=== Records supplied ===
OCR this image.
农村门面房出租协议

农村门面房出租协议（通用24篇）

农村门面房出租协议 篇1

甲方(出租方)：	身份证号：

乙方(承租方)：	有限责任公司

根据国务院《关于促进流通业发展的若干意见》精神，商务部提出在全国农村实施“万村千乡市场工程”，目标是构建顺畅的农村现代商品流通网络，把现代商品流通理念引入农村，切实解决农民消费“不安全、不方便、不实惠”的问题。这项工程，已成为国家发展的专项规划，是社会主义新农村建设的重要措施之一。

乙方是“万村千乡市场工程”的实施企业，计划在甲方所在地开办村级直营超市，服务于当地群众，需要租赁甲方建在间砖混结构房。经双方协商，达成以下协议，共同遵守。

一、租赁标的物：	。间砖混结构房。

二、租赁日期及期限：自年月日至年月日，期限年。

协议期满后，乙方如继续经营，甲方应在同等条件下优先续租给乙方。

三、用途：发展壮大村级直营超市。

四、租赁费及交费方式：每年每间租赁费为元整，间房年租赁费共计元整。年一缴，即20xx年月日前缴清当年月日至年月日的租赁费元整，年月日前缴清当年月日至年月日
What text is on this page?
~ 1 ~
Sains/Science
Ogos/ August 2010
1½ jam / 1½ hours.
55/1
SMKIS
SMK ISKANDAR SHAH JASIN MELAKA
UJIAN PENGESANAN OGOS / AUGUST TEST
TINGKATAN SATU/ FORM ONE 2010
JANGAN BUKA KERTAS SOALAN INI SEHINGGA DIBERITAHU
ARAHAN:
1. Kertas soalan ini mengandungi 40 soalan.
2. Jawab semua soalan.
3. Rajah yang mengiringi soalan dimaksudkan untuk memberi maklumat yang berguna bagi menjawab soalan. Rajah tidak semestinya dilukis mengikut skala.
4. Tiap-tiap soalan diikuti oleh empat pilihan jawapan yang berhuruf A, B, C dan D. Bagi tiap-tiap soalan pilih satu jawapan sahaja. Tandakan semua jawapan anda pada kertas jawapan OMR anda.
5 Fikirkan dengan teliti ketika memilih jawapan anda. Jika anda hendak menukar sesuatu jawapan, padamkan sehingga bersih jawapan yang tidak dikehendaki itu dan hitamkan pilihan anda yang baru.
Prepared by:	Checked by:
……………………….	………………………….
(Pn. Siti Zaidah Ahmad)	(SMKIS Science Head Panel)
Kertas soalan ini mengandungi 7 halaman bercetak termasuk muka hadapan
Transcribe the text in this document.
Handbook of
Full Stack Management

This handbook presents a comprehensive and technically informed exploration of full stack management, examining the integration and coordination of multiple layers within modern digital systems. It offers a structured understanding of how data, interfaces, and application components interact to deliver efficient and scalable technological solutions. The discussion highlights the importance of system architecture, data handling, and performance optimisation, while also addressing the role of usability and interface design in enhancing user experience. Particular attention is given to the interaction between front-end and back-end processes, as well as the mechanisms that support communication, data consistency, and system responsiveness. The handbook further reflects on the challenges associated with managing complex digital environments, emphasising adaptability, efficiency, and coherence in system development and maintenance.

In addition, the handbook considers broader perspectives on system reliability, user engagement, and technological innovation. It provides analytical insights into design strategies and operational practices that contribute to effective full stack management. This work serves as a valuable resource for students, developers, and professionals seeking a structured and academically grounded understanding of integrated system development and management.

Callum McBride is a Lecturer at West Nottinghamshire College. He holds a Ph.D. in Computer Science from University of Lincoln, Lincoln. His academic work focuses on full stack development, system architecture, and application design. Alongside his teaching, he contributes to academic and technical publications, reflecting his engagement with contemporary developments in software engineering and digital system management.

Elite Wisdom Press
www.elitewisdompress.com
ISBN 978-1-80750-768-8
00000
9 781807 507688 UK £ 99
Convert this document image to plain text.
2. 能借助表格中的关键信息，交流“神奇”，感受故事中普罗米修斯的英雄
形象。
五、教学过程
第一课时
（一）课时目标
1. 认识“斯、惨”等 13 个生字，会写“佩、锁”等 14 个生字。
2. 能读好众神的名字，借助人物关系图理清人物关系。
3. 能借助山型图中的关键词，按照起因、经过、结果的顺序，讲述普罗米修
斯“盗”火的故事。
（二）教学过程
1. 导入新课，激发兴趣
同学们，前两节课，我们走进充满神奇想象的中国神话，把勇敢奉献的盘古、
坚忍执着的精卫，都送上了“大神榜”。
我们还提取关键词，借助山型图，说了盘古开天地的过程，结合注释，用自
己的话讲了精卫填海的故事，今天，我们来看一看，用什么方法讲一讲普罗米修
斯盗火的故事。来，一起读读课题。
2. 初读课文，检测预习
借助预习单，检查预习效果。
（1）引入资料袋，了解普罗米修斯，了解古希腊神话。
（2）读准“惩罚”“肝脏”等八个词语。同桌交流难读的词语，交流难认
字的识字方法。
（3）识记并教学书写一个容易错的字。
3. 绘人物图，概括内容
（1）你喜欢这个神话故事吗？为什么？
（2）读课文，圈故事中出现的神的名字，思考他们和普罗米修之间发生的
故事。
===
Exercise description >> Copy each line of the data above that holds "document".

Task response >>
Transcribe the text in this document.
Convert this document image to plain text.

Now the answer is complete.